● Data supplied
---------------
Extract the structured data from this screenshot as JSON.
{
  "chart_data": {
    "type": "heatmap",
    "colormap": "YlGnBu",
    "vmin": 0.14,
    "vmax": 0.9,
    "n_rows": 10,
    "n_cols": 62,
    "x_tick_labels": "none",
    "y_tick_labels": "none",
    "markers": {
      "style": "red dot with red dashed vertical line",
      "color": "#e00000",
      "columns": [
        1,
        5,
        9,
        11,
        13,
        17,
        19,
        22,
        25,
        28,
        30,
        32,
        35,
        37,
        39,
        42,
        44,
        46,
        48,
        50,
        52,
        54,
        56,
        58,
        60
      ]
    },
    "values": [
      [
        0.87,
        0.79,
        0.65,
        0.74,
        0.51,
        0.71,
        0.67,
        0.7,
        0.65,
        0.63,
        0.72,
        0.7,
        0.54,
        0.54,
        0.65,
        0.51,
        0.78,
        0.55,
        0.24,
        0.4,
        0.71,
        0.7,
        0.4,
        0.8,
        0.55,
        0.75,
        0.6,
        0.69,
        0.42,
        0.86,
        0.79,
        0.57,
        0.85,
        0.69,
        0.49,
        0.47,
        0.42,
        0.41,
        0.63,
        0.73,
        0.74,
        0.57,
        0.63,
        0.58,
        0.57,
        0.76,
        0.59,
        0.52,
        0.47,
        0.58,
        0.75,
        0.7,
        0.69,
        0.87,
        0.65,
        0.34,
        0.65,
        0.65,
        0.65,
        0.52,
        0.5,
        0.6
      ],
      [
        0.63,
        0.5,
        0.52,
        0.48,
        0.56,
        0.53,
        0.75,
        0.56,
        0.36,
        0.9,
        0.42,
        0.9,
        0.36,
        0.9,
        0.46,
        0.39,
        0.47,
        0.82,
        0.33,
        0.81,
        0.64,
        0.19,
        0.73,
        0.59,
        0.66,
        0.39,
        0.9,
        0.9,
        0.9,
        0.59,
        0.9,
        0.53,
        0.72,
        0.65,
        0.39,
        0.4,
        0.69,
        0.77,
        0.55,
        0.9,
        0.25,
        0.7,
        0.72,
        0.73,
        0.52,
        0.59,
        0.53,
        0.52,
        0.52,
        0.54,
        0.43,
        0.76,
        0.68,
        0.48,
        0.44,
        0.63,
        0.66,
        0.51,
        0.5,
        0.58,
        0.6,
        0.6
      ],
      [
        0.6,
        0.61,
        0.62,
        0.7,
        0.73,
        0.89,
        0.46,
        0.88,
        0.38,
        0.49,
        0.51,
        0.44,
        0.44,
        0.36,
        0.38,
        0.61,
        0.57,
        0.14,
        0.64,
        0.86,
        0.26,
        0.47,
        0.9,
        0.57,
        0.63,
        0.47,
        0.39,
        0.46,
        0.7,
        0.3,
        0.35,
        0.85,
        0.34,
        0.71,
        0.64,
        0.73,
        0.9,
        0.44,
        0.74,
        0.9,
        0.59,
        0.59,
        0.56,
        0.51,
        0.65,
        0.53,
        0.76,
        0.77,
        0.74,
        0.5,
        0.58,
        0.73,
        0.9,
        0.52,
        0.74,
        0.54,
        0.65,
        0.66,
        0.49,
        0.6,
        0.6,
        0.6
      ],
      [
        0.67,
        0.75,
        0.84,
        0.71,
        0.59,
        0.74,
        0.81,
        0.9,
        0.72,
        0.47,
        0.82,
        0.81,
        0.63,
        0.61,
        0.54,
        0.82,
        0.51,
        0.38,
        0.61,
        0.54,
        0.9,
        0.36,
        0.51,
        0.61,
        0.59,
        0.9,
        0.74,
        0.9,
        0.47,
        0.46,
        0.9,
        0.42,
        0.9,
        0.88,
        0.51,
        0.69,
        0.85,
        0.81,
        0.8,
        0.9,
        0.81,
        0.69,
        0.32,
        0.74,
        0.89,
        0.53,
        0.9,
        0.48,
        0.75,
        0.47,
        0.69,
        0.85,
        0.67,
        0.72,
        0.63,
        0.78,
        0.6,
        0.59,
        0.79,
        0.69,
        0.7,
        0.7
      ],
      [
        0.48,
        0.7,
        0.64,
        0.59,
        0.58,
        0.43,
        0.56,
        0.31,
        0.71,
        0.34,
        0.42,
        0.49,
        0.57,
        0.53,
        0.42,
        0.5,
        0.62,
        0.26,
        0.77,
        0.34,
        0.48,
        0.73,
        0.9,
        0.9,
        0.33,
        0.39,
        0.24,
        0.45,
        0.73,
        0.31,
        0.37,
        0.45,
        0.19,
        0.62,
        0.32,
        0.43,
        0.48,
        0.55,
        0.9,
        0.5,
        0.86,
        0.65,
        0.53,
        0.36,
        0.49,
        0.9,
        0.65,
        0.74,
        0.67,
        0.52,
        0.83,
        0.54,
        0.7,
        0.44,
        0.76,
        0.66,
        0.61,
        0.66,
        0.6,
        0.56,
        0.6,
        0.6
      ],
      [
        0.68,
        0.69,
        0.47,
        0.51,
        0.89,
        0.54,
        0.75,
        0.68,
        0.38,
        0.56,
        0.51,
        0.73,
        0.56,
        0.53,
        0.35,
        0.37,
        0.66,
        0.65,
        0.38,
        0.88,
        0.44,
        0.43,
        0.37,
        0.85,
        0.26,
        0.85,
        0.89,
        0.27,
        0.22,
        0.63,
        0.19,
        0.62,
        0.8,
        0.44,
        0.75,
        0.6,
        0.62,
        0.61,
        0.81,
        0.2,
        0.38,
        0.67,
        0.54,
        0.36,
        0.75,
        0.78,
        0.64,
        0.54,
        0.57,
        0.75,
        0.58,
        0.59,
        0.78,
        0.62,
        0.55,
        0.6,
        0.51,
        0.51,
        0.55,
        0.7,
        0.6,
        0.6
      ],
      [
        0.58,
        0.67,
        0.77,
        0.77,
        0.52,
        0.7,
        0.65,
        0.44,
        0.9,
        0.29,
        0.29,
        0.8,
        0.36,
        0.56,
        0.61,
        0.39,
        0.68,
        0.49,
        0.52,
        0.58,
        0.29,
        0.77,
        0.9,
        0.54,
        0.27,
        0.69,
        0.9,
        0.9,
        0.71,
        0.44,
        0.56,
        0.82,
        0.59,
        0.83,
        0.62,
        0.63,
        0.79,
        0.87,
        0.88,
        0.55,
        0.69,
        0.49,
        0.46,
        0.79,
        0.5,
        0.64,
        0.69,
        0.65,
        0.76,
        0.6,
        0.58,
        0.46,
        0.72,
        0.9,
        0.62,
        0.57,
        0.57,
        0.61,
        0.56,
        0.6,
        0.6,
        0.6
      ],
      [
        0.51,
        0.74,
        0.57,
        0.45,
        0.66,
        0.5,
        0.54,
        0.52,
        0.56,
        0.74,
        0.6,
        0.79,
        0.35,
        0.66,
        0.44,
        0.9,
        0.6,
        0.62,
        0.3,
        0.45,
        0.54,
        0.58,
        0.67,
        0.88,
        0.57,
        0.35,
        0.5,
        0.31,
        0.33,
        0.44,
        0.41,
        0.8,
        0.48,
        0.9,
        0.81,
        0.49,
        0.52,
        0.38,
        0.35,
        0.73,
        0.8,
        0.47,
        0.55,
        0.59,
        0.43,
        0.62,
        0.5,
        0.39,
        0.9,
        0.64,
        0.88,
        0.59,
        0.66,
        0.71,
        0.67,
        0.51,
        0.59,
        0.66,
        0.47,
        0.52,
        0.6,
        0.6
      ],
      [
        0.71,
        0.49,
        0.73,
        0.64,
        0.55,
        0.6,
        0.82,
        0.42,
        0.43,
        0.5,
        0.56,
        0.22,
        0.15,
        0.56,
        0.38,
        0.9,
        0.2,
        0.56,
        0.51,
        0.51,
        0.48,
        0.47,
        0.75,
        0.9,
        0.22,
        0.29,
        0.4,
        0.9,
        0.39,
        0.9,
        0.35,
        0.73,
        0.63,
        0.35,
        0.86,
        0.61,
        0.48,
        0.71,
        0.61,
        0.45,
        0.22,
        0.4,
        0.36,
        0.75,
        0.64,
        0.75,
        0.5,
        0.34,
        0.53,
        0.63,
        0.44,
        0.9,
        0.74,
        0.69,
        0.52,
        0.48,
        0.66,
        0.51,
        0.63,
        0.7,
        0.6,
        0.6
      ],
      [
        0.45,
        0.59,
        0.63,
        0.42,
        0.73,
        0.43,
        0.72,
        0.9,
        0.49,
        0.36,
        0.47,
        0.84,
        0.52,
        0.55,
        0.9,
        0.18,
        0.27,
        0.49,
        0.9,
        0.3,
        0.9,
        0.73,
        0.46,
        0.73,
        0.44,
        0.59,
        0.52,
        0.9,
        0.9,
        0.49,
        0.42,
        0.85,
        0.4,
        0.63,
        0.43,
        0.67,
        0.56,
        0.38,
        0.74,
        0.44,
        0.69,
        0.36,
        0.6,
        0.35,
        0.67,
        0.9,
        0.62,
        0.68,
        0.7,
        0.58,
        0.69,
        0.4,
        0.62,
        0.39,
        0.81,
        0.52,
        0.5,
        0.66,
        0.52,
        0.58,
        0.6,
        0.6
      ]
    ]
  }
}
---------------
Look through the data above. Find each line with the string "none" and copy it.

● Finished task
    "x_tick_labels": "none",
    "y_tick_labels": "none",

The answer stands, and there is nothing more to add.